- **WHAT YOU NEED TO DO**: Pull out every line of the listing below where "Office" appears.

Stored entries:
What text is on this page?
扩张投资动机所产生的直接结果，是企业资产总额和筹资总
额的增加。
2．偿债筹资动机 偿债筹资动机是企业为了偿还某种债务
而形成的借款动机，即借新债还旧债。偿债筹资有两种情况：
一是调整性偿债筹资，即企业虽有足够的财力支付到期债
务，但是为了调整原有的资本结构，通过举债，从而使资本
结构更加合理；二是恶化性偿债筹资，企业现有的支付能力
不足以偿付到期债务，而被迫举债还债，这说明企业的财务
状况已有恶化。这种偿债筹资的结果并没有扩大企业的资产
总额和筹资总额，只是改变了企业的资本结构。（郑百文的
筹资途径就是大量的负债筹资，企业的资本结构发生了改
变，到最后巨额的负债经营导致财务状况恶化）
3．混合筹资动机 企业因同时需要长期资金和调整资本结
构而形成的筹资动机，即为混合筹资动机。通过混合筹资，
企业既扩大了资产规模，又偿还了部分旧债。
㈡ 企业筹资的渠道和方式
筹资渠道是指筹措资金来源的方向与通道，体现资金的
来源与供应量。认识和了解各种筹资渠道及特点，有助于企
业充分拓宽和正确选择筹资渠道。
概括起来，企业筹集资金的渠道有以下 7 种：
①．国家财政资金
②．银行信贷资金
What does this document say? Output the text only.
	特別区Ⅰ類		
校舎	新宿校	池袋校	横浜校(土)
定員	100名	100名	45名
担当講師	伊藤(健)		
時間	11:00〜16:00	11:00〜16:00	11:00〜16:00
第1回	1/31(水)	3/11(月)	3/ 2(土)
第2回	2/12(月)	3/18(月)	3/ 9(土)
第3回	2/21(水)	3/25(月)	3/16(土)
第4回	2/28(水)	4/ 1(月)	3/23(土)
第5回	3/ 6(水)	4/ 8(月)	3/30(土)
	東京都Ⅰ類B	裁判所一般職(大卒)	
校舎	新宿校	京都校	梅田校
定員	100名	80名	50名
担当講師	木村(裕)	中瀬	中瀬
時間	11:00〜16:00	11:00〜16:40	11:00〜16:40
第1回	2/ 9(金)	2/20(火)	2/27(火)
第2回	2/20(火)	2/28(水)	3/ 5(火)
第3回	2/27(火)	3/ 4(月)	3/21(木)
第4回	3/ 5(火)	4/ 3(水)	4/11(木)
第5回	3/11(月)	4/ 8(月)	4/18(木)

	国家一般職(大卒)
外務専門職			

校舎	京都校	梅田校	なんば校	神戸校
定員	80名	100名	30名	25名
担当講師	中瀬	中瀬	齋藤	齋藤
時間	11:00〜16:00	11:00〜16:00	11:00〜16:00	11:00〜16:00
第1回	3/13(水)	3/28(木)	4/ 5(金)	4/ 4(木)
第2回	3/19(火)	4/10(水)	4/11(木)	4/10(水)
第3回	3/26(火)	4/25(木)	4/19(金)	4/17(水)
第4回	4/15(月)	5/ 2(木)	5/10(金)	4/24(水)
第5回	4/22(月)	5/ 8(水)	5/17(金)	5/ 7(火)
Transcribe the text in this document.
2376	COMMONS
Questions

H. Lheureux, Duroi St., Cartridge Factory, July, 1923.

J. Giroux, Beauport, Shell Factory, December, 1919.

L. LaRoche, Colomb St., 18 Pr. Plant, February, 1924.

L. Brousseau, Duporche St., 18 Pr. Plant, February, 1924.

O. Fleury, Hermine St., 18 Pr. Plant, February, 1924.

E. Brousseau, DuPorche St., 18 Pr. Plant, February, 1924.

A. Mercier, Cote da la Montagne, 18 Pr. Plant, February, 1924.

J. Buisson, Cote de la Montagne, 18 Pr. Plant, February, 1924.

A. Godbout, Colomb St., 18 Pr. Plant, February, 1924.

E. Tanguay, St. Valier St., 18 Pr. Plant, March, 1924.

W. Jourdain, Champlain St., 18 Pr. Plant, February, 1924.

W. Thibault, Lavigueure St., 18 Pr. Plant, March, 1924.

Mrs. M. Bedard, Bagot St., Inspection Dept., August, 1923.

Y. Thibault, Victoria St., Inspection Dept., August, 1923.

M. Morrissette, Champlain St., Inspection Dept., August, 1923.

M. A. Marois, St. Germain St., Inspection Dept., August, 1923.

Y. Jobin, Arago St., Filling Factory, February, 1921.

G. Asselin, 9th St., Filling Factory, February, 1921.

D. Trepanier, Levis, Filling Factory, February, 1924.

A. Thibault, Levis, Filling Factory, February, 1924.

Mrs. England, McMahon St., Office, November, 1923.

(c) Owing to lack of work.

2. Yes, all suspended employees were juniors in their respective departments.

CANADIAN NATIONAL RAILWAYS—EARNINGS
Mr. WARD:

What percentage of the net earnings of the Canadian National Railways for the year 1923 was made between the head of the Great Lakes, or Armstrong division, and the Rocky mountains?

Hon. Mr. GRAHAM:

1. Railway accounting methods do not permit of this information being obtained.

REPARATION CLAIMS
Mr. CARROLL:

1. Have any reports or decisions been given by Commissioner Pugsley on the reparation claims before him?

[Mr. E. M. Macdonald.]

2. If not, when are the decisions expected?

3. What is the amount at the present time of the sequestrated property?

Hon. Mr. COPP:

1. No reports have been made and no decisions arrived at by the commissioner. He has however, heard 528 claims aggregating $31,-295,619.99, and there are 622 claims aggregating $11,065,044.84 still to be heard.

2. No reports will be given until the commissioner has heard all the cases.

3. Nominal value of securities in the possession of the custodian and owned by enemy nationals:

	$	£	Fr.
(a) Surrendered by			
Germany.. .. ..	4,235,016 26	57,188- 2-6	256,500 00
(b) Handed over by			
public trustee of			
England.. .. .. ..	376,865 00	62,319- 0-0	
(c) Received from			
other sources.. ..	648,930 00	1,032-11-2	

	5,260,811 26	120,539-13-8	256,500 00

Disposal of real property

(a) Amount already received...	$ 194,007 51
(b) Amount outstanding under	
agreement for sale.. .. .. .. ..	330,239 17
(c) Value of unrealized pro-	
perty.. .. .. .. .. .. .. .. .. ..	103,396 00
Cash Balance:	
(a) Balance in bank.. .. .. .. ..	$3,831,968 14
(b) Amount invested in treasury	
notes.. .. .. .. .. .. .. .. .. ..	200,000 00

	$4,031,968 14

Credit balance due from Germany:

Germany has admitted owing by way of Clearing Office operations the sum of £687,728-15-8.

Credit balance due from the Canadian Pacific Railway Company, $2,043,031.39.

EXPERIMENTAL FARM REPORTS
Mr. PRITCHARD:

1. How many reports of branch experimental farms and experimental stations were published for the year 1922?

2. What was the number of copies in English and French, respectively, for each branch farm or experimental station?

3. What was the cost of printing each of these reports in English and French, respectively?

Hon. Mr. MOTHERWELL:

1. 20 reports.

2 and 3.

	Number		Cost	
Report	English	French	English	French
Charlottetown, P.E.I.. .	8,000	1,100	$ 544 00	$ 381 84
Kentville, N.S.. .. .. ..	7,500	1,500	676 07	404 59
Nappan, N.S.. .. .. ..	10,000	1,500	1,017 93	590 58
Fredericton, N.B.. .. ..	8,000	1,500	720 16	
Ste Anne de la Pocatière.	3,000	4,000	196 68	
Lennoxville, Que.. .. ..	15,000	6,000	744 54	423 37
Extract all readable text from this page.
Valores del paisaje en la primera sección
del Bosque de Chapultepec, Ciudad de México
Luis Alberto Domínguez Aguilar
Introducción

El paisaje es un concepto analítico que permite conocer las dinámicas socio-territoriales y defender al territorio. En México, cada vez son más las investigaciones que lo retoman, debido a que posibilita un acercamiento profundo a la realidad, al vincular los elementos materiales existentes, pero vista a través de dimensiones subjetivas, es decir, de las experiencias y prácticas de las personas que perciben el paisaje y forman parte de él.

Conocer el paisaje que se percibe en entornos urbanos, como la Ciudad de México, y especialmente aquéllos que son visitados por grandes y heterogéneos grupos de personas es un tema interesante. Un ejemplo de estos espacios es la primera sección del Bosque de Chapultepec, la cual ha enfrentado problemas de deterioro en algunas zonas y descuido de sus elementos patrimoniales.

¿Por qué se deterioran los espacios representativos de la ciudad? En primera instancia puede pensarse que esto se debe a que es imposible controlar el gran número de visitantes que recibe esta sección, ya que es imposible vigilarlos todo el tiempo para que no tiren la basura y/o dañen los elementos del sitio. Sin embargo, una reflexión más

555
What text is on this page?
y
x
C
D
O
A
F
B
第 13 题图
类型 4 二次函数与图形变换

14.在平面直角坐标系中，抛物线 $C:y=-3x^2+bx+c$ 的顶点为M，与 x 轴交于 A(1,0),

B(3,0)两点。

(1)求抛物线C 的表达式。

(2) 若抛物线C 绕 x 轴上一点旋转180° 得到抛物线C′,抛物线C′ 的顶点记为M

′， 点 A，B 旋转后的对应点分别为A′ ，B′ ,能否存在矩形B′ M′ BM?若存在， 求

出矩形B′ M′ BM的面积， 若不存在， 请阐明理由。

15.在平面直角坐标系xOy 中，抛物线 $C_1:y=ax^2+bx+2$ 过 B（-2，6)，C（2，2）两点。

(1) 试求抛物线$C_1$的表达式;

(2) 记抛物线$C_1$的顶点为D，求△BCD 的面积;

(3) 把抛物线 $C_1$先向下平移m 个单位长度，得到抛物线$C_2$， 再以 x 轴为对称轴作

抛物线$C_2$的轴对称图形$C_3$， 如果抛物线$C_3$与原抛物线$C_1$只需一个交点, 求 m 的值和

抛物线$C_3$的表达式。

- **SOLUTION TO THIS PROBLEM**:
Mrs. England, McMahon St., Office, November, 1923.
Germany has admitted owing by way of Clearing Office operations the sum of £687,728-15-8.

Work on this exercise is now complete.